• **Short task**: From the listing below, pull out the lines that hold "Tổng".

(Excerpt from a dataset)
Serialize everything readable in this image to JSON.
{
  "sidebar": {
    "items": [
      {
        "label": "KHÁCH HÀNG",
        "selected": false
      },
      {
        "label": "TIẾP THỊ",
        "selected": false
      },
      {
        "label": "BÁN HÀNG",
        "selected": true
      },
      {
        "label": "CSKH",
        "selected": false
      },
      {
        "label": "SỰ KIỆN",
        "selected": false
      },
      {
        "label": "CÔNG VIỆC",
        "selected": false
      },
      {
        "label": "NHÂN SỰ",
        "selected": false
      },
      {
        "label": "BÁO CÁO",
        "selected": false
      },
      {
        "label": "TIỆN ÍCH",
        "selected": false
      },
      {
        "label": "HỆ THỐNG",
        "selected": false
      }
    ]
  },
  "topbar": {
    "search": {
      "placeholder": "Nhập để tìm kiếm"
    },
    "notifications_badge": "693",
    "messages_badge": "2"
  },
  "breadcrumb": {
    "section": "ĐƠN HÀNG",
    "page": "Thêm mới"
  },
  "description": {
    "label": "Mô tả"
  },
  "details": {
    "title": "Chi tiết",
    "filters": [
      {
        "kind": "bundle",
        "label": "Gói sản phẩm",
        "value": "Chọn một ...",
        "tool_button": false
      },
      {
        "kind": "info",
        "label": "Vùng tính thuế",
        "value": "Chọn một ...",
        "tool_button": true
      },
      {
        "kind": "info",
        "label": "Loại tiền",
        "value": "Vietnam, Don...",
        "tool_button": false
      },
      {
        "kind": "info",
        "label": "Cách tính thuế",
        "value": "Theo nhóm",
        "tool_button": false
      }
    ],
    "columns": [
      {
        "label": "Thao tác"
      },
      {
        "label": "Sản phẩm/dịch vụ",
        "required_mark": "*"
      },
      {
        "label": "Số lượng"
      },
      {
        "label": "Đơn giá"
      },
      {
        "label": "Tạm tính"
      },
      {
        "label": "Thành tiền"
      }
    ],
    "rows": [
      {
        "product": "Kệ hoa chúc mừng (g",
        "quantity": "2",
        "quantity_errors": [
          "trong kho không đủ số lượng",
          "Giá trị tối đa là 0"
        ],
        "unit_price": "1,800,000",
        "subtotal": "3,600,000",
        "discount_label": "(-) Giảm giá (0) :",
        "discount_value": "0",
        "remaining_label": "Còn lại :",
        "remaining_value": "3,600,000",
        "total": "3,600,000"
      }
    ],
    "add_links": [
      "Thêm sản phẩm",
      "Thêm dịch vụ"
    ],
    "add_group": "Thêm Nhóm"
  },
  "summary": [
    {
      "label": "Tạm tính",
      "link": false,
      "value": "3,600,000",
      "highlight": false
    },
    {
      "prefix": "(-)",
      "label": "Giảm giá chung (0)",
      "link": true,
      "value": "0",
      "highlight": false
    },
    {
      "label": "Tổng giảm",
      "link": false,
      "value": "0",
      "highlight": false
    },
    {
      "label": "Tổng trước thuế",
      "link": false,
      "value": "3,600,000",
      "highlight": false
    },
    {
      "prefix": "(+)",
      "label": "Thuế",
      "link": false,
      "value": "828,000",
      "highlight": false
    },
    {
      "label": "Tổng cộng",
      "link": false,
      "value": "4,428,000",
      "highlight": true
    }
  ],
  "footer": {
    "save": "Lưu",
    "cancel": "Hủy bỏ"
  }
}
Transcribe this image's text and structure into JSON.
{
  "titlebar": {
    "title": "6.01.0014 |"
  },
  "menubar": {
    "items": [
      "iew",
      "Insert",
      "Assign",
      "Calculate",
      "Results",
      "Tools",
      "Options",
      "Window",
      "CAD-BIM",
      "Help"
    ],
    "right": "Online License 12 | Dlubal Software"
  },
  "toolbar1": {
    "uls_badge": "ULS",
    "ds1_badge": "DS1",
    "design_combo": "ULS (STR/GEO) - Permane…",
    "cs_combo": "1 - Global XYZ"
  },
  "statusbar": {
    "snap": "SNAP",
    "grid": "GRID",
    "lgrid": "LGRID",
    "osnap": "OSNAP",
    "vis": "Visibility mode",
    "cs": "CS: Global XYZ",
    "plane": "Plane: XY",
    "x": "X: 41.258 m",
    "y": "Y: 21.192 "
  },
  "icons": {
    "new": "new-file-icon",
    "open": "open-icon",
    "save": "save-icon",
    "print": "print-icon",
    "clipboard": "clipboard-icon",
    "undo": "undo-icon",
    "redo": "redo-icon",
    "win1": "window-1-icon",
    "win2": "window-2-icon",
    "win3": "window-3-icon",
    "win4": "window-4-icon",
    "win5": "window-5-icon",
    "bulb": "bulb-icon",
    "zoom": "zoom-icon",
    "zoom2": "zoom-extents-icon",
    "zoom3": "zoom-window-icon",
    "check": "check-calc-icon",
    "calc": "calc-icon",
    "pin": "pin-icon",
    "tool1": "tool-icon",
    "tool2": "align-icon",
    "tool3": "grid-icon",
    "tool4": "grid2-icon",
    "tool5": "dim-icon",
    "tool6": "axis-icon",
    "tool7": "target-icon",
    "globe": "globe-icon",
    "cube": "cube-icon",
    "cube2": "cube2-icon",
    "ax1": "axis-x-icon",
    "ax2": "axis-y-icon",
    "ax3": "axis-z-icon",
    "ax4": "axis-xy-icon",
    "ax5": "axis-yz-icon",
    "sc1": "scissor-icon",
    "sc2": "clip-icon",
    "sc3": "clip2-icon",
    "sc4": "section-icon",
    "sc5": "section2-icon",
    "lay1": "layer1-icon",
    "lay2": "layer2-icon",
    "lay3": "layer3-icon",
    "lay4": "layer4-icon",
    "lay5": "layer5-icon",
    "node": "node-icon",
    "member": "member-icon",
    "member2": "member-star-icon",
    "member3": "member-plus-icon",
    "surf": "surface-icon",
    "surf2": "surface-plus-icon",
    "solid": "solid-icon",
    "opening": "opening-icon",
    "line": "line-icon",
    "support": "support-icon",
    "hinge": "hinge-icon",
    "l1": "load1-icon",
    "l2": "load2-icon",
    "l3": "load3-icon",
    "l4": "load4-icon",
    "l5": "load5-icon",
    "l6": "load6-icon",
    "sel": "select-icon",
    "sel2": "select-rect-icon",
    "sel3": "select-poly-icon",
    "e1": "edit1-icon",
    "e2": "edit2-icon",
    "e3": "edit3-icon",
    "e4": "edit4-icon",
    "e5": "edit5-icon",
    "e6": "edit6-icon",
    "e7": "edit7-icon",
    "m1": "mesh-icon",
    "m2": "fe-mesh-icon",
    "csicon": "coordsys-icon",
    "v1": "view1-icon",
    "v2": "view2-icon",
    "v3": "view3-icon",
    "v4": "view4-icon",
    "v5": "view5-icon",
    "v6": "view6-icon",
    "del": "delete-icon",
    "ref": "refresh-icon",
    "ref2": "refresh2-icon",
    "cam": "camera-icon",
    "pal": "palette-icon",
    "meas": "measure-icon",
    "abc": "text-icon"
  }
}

• **Answer below**:
      "label": "Tổng giảm",
      "label": "Tổng trước thuế",
      "label": "Tổng cộng",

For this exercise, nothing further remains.